◆ Actions to take
1: In the patent page below on mixing light beams, echo the passage from "Description" up to and including "crystal (CLC) layer.", with no changes.
2: Name every inventor listed on the patent page below for the light-beam mixing apparatus.

◆ Reading text
──────
US20060285037A1

US20060285037A1 - Apparatus for mixing light beams and backlight module having the same

Info

Publication number: US20060285037A1
Application number: US11/158,031
Authority: US
Inventors: Shen-Yin Tsai; Chen-Ze Hu; Chin-Lung Kuo; I-Chang Lee
Original assignee: Chi Lin Technology Co Ltd
Current assignee: Chi Lin Technology Co Ltd
Priority date: 2005-06-21
Filing date: 2005-06-21
Publication date: 2006-12-21
Also published as: TWI287673B; TW200700841A

Abstract

The present invention relates to an apparatus for mixing light beams, which has at least one cholesteric liquid crystal (CLC) layer disposed between a reflective plate and an upper plate so as to form two mixing areas. Because the cholesteric liquid crystal (CLC) layer has a property of reflecting narrow band-circular polarized light, the light beams emitted from a plurality of light source are mixed in the two mixing areas. As a result, the height of the mixing area is reduced, and the color-mixing performance is raised.

Description

BACKGROUND OF THE INVENTION

1. Field of the Invention
The present invention relates to an apparatus for mixing light beams and a backlight module having the same, particularly to an apparatus having two mixing areas by utilizing at least one cholesteric liquid crystal (CLC) layer.
──────
◆ Dataset records

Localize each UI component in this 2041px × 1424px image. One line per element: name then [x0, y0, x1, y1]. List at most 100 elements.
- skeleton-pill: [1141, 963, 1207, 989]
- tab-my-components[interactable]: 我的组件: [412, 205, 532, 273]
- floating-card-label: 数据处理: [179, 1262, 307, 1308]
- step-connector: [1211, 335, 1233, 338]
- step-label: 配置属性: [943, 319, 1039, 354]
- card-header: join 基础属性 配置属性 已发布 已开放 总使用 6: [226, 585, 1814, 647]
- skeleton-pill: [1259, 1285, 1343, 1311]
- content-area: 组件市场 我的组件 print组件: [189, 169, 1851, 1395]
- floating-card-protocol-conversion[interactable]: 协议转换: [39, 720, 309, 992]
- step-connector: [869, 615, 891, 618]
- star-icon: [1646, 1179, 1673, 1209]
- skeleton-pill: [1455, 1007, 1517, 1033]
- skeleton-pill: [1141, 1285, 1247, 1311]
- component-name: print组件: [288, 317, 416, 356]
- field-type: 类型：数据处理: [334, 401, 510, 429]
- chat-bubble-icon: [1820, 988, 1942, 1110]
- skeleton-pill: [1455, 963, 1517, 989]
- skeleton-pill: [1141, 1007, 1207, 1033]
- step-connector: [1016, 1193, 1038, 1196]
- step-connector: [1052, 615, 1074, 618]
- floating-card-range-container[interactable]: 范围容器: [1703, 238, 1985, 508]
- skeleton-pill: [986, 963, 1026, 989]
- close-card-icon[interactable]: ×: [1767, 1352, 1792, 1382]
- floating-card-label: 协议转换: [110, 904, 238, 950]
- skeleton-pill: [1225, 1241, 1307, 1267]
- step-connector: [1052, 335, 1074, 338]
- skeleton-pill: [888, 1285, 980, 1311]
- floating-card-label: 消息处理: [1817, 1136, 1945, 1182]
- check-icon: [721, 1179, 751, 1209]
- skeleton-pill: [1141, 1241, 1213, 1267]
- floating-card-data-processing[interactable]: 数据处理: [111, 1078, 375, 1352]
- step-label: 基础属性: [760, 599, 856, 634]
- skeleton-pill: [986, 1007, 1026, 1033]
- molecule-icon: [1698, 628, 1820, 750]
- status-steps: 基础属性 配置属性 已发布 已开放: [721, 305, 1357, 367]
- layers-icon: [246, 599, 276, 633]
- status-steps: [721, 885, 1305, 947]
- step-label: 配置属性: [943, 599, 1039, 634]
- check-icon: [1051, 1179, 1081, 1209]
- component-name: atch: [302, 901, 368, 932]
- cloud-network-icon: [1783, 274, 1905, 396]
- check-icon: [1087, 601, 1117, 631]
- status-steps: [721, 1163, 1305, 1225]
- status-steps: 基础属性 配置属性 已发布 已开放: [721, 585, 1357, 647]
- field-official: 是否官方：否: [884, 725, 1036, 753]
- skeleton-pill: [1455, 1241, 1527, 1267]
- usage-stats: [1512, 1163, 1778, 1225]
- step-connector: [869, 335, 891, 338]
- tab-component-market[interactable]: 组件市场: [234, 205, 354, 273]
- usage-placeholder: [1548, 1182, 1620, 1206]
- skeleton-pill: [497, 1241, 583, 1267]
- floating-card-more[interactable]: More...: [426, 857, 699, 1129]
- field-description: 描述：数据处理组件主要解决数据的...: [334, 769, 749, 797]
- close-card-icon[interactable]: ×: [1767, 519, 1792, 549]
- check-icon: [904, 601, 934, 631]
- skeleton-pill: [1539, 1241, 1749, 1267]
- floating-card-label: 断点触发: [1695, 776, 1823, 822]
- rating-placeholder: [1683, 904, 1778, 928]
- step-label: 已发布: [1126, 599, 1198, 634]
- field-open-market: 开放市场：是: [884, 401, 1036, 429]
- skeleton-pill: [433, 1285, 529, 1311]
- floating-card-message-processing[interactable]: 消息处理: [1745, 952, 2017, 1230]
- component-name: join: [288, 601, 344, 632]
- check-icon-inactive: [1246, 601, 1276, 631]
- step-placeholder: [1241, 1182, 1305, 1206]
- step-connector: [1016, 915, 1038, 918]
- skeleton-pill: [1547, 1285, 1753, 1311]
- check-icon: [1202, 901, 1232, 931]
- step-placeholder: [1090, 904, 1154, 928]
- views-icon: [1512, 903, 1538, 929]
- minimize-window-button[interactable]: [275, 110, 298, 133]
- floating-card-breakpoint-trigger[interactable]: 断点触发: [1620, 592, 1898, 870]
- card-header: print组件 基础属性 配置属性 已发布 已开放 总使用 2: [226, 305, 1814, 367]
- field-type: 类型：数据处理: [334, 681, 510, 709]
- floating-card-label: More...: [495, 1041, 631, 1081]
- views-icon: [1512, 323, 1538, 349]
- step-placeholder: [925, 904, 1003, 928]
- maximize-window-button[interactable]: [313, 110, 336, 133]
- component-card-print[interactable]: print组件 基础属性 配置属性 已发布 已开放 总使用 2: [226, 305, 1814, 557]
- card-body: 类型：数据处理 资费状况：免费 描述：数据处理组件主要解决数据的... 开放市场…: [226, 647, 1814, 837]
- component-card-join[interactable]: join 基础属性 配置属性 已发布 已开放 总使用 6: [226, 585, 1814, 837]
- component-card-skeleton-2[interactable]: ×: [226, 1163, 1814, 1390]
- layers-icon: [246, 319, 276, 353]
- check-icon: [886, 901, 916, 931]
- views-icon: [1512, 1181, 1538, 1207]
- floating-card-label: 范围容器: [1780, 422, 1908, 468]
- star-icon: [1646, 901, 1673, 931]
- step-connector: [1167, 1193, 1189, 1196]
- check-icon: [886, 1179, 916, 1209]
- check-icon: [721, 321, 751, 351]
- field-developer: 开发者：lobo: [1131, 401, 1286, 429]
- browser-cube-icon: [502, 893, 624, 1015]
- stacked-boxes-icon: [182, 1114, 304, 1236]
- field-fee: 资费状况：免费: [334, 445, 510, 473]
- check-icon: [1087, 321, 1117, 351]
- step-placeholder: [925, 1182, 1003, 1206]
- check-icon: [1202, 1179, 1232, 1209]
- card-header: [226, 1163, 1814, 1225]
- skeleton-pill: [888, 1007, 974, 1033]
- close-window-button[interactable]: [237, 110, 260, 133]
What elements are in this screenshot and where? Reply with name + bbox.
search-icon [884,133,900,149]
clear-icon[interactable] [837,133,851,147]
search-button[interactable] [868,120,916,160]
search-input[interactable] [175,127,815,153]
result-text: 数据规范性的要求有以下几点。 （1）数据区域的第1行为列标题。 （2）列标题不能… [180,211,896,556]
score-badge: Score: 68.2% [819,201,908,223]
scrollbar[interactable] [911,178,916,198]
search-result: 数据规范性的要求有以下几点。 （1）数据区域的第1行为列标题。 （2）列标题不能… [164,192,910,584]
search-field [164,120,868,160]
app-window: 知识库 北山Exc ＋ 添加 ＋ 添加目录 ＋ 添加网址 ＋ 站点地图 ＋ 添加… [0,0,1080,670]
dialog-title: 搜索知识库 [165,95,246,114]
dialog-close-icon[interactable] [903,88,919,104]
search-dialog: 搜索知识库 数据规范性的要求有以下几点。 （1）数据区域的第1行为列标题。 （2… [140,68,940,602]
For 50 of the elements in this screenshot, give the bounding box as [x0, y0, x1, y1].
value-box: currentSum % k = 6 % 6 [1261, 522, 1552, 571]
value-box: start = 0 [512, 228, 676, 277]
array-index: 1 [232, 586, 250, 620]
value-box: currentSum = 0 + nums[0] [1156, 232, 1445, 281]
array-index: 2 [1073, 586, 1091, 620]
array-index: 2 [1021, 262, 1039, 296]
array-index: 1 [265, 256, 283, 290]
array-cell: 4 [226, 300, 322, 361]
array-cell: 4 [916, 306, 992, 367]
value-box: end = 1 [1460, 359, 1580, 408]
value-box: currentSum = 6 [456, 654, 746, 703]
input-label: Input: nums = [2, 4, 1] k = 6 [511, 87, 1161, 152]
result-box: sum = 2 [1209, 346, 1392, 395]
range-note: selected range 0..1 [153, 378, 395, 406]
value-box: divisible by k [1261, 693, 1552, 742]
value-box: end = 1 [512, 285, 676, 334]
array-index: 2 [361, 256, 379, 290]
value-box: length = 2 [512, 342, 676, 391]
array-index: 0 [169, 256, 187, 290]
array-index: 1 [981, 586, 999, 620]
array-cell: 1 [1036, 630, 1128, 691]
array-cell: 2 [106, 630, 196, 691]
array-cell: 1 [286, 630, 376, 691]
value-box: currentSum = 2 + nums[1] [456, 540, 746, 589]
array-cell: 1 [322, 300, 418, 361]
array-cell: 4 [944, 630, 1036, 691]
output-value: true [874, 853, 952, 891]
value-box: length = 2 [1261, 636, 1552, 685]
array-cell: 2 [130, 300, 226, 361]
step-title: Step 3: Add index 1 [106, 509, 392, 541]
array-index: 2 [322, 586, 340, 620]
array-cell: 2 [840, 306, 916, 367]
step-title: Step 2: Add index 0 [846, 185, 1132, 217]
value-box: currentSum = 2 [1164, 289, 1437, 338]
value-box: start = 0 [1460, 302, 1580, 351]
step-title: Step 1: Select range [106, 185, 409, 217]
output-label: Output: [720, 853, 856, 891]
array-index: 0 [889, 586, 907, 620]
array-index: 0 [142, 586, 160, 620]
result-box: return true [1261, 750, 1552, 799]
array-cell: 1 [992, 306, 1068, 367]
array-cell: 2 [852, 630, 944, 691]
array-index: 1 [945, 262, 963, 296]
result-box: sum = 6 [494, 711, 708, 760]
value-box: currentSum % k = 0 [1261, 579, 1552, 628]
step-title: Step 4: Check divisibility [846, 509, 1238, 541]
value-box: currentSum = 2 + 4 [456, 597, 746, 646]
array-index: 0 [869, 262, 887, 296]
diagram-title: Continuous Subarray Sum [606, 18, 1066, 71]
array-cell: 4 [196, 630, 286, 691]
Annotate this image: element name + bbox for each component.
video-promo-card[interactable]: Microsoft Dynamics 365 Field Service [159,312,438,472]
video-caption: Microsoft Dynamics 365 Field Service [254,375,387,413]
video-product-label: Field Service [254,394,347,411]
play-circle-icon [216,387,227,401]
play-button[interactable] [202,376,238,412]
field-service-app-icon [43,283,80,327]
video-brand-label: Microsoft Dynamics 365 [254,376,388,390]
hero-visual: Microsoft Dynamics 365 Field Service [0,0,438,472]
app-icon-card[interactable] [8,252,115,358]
──────
◆ Solutions per task
1:
Description

BACKGROUND OF THE INVENTION

1. Field of the Invention
The present invention relates to an apparatus for mixing light beams and a backlight module having the same, particularly to an apparatus having two mixing areas by utilizing at least one cholesteric liquid crystal (CLC) layer.

2:
Shen-Yin Tsai
Chen-Ze Hu
Chin-Lung Kuo
I-Chang Lee